# GIVEN PROBLEM
Return the following lines verbatim, beginning at the line that contains "Find all labels, buttons, inputs, and" and stopping after the line that contains "cell-line: работы других".

# RECORD LIST
○ ○ ○ ○

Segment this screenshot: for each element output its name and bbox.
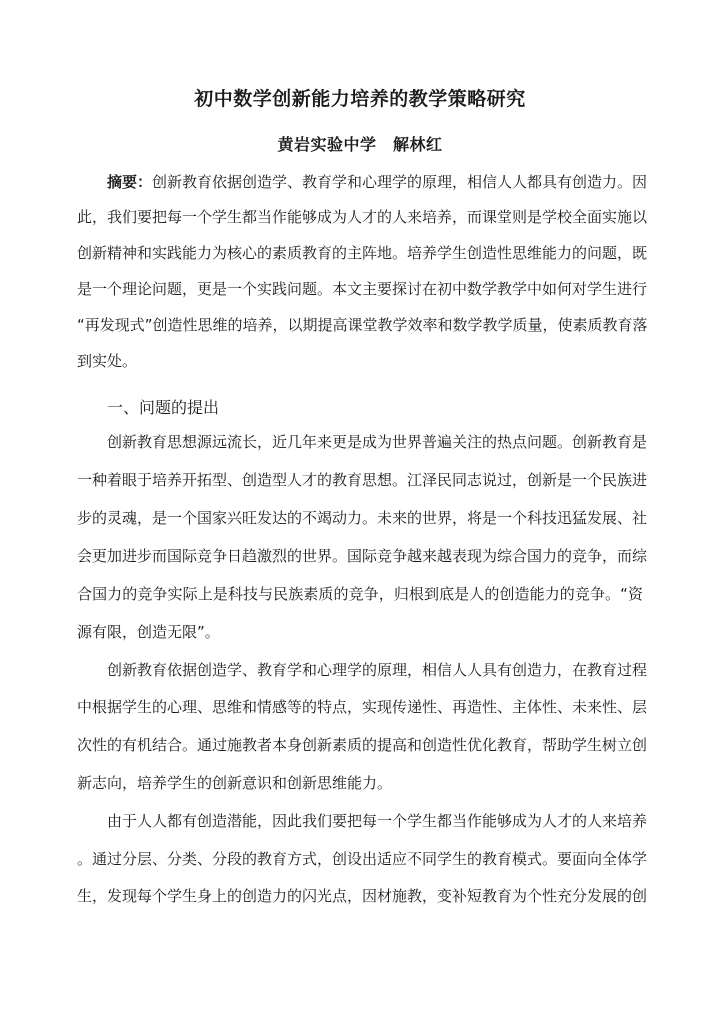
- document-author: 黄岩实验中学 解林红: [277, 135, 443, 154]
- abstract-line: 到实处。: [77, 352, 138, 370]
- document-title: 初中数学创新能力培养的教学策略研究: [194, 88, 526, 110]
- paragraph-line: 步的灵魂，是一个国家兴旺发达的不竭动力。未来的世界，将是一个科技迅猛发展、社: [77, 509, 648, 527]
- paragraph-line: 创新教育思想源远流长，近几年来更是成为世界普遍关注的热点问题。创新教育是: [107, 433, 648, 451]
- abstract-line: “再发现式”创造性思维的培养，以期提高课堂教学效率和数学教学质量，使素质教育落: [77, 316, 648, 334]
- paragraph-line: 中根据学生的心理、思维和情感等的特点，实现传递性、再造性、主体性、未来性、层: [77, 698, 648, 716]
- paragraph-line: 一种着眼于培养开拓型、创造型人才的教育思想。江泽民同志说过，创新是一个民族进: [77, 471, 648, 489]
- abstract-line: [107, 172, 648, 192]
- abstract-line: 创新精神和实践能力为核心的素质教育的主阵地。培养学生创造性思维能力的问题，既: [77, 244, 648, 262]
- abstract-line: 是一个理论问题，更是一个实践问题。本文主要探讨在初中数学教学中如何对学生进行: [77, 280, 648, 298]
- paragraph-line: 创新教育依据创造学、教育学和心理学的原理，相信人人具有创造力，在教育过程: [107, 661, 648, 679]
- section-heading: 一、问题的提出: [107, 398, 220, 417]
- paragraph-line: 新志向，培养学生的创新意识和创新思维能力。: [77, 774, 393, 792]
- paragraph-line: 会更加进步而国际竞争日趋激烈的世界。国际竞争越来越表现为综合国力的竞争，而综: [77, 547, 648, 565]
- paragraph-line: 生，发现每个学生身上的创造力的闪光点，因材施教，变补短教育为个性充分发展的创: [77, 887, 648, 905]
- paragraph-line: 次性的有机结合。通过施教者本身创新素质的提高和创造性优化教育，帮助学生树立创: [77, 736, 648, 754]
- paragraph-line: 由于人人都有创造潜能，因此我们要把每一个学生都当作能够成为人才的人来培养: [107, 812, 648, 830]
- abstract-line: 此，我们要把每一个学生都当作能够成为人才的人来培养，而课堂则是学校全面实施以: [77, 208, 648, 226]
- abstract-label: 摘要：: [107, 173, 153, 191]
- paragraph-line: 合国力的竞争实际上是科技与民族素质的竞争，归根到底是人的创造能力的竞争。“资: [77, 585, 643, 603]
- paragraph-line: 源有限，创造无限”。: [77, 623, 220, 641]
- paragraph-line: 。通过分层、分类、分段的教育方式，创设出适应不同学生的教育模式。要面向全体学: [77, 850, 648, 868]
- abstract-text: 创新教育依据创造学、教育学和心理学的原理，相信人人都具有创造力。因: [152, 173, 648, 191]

○ ○ ○ ○

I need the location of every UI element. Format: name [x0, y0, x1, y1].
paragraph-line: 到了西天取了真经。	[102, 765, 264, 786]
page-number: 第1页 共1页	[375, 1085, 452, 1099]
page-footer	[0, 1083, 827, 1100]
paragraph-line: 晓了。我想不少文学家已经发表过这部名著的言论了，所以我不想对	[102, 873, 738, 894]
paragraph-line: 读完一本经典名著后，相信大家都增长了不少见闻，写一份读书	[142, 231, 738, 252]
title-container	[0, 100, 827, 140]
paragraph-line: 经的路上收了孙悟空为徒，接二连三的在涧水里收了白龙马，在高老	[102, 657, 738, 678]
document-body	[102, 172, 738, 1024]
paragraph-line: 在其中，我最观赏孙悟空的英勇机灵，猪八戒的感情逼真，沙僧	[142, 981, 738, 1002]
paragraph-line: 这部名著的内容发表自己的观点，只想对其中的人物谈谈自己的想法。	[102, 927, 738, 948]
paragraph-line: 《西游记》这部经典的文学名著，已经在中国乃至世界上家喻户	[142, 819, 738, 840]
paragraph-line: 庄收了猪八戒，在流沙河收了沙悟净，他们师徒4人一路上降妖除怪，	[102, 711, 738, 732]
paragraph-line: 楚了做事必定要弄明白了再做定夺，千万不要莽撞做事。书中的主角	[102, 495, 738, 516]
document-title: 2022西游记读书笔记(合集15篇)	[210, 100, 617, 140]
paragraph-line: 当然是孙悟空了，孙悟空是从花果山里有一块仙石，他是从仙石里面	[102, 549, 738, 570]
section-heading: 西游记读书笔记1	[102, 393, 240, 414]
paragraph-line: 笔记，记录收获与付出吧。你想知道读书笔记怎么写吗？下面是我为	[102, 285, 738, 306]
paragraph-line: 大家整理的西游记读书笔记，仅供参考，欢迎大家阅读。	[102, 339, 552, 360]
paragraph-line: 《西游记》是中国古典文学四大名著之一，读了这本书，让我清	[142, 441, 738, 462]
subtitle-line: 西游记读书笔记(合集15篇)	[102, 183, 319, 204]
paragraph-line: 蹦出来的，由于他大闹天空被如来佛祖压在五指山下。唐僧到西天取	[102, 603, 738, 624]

○ ○ ○ ○

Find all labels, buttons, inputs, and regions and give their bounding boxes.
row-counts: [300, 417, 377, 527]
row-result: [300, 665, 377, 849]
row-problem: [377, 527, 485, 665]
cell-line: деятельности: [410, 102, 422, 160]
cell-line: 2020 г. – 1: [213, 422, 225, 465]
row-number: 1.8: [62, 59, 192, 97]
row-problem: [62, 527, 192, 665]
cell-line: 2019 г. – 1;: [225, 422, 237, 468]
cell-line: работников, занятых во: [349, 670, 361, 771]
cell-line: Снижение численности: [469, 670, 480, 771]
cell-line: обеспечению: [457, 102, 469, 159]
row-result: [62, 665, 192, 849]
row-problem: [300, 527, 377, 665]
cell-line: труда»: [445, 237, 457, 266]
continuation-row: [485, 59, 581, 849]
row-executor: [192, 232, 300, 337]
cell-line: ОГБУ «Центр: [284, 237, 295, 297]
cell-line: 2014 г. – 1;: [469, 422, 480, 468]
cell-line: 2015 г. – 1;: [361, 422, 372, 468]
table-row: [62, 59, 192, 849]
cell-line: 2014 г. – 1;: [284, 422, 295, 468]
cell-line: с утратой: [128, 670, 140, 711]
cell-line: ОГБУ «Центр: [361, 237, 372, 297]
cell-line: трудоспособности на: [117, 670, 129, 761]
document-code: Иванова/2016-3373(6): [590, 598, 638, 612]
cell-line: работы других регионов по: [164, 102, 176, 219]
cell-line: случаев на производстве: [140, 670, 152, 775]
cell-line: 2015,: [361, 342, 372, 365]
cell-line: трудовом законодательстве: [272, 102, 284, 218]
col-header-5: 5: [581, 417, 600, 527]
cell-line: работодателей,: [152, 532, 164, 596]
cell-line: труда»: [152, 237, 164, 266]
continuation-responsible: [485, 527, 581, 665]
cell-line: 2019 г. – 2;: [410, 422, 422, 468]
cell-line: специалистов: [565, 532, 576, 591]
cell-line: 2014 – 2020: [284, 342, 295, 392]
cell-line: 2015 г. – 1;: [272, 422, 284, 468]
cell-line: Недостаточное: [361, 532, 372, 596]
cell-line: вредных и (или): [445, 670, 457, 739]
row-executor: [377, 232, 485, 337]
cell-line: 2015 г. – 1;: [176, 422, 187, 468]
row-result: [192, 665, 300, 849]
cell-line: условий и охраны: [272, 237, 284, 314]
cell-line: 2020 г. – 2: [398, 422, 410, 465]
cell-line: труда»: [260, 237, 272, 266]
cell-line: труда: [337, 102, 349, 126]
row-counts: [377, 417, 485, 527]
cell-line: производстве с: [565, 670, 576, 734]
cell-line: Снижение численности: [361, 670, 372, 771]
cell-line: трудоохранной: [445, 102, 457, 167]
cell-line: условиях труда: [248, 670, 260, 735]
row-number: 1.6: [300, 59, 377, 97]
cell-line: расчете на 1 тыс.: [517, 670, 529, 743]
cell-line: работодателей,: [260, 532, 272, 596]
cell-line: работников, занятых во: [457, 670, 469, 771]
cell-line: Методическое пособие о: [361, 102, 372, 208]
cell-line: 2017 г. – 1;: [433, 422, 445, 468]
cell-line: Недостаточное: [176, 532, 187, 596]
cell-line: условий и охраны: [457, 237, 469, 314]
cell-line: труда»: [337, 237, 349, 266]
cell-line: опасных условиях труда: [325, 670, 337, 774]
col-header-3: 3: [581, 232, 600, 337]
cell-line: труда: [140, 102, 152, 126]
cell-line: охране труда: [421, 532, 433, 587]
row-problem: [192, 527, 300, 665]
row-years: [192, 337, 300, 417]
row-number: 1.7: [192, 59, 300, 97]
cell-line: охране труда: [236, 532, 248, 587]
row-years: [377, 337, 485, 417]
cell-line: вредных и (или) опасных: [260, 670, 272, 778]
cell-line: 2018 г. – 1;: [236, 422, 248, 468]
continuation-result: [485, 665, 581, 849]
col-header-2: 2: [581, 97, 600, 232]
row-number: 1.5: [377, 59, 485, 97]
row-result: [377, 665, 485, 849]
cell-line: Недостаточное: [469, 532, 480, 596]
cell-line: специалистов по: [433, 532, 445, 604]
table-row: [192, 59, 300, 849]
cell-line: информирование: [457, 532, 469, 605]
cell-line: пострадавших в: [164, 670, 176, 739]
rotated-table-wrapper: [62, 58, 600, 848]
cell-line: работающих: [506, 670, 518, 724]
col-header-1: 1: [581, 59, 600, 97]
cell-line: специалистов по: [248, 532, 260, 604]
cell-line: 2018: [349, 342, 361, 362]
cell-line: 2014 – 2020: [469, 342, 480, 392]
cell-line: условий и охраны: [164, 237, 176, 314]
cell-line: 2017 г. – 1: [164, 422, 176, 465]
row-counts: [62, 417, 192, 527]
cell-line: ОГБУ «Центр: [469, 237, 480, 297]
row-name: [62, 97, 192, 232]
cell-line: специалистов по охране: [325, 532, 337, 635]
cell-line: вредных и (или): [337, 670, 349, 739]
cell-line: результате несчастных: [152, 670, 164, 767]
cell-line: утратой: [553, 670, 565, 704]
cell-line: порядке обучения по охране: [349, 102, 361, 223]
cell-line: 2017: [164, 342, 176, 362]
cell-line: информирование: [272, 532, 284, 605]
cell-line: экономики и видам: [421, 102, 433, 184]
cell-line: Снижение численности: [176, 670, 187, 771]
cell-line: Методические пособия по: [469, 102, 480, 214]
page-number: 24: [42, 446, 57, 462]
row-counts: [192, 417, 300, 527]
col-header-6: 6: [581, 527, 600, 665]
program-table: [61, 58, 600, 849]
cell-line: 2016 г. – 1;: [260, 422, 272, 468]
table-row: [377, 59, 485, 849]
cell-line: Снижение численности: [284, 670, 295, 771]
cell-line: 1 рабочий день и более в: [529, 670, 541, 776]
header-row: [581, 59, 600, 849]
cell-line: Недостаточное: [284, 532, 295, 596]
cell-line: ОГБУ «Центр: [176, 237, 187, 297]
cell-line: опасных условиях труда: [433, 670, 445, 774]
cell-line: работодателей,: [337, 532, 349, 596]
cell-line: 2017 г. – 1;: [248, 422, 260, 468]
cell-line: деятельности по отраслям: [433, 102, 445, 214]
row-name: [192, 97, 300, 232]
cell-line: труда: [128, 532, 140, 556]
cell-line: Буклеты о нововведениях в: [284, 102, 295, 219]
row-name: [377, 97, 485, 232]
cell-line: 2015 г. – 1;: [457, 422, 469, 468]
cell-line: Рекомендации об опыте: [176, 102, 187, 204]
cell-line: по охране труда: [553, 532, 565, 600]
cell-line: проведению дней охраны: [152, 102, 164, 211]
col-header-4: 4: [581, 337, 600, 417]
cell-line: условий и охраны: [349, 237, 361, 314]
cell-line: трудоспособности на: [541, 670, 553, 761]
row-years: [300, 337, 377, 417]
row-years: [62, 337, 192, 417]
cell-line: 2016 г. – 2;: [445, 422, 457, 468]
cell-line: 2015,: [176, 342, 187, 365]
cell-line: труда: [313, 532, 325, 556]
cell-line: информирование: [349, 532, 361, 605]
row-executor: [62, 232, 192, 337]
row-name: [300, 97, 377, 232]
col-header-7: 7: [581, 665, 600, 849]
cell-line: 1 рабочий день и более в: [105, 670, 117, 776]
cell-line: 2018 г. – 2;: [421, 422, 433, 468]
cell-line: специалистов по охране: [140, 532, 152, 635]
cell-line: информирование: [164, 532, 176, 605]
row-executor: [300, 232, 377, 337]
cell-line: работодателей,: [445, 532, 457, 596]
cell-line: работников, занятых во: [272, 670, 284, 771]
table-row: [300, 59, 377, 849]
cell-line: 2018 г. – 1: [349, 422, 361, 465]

○ ○ ○ ○

# ANSWER TO THIS TASK
Find all labels, buttons, inputs, and regions and give their bounding boxes.
row-counts: [300, 417, 377, 527]
row-result: [300, 665, 377, 849]
row-problem: [377, 527, 485, 665]
cell-line: деятельности: [410, 102, 422, 160]
cell-line: 2020 г. – 1: [213, 422, 225, 465]
row-number: 1.8: [62, 59, 192, 97]
row-problem: [62, 527, 192, 665]
cell-line: 2019 г. – 1;: [225, 422, 237, 468]
cell-line: работников, занятых во: [349, 670, 361, 771]
cell-line: Снижение численности: [469, 670, 480, 771]
cell-line: обеспечению: [457, 102, 469, 159]
row-result: [62, 665, 192, 849]
row-problem: [300, 527, 377, 665]
cell-line: труда»: [445, 237, 457, 266]
continuation-row: [485, 59, 581, 849]
row-executor: [192, 232, 300, 337]
cell-line: ОГБУ «Центр: [284, 237, 295, 297]
cell-line: 2014 г. – 1;: [469, 422, 480, 468]
cell-line: 2015 г. – 1;: [361, 422, 372, 468]
table-row: [62, 59, 192, 849]
cell-line: 2014 г. – 1;: [284, 422, 295, 468]
cell-line: с утратой: [128, 670, 140, 711]
cell-line: ОГБУ «Центр: [361, 237, 372, 297]
cell-line: трудоспособности на: [117, 670, 129, 761]
document-code: Иванова/2016-3373(6): [590, 598, 638, 612]
cell-line: работы других регионов по: [164, 102, 176, 219]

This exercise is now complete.